--- What you need to do ---
Continue the news report about suspected squirrel pox among Formby's red squirrels from where it stops.

FORMBY residents who live by the red squirrel reserve, along with visitors to the Pinewoods, are being urged to report any sightings of dead red squirrels amid fears squirrel pox could be back in the area.
A spokesperson for the Merseyside and Lancashire Red Squirrel Project told the Champion this week: “Unfortunately, we’ve had a number of reports of red squirrels displaying symptoms of squirrel pox in the pinewoods of National Trust Formby and in gardens on Victoria Road.
“Squirrel pox is carried by grey squirrels but they do not suffer from any symptoms. However, it is fatal to red squirrels who will develop lesions around the eyes, mouth and on the paws and will usually die within a couple of weeks.
“It only takes one grey squirrel to introduce pox into a red squirrel population, but it is then transmitted readily between red squirrels.
“Four dead reds displaying symptoms have been collected. We are awaiting tests to confirm the disease.
“If you live in the area, you should remove any feeders you have out to reduce the spread of the disease.
“Please report any sightings of sick/dead red squirrels or grey squirrels to Lancashire Wildlife Trust on 07590745862 (text or call) or email@example.com.

--- Material supplied ---

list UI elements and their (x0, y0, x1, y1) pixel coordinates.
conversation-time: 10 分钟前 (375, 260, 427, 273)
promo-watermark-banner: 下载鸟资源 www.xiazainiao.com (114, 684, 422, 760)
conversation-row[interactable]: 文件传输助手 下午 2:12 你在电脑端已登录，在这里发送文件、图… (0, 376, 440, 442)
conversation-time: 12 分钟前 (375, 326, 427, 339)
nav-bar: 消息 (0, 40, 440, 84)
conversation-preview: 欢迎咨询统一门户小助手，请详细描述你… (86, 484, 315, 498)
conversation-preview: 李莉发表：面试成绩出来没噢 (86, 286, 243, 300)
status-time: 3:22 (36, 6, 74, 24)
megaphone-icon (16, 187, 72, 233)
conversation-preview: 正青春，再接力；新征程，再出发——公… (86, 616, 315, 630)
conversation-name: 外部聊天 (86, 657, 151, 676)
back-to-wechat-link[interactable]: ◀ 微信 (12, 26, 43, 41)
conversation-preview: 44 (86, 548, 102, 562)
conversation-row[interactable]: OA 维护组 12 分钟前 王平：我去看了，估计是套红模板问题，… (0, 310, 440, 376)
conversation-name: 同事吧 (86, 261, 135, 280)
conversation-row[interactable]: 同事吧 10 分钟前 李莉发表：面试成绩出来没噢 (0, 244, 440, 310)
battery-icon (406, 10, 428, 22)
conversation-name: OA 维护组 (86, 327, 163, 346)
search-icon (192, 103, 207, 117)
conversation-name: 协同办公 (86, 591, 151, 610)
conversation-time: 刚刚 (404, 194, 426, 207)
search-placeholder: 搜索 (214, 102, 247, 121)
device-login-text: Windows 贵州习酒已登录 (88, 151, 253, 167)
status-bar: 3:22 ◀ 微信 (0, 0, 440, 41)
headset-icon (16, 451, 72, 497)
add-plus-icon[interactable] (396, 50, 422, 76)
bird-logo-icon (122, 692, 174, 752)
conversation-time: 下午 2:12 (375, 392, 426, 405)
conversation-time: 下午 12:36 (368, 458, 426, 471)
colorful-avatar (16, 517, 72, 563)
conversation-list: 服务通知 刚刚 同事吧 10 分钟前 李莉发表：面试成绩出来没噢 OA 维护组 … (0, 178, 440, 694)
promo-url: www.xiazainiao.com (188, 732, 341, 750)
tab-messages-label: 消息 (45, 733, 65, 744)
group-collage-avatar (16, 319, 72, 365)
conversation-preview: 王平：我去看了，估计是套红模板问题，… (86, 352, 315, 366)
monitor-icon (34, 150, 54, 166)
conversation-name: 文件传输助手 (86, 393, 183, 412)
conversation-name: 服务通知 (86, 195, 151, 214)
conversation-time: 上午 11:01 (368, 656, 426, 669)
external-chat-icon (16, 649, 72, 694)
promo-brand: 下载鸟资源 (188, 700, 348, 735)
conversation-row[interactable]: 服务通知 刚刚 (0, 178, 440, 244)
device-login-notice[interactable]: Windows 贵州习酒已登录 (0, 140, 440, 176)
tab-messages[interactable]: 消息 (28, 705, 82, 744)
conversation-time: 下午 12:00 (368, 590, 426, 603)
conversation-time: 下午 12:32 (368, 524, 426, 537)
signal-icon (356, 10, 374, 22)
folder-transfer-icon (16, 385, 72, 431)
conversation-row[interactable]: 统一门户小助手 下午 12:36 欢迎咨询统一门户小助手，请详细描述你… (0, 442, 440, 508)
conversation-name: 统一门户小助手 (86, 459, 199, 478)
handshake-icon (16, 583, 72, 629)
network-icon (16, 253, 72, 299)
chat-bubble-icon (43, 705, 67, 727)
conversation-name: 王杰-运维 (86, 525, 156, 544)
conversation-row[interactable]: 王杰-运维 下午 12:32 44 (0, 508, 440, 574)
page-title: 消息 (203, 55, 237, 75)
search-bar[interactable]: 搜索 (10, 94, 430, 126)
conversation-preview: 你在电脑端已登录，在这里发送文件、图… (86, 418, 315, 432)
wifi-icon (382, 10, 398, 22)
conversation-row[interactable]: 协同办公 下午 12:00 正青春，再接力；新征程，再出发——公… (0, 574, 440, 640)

--- Result of the task ---
Squirrel pox is a deadly disease that was introduced in the nineteenth century when the Victorians brought North American grey squirrels to Britain.
In 2008, a devastating outbreak of squirrel pox wiped out 80% of the red squirrel population in North Merseyside and West Lancashire.
Since then, through a partnership between the National Trust, the Lancashire Wildlife Trust and others, the area’s red squirrels have nearly recovered to their pre-outbreak numbers. However, red squirrels are still an endangered species and require constant monitoring.
While visitors could feed squirrels in the past, Rangers found that this encouraged the squirrels to come into more contact with each other, increasing the risk of spreading infection. Squirrels are also susceptible to diseases caused by bacteria humans carry on our skin.